• [Written task]:
Filter this data down to the lines that hold "schat", and copy them.

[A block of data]
_ _ _ _
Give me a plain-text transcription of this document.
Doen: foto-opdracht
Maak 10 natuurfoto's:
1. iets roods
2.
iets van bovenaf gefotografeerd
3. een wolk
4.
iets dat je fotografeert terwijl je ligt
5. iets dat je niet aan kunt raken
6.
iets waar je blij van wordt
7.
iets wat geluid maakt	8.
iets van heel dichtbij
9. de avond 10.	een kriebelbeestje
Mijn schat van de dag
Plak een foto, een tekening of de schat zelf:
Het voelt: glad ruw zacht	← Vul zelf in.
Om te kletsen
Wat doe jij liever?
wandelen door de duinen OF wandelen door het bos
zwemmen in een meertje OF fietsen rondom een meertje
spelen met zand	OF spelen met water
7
_ _ _ _
• [The solution]:
Mijn schat van de dag
Plak een foto, een tekening of de schat zelf:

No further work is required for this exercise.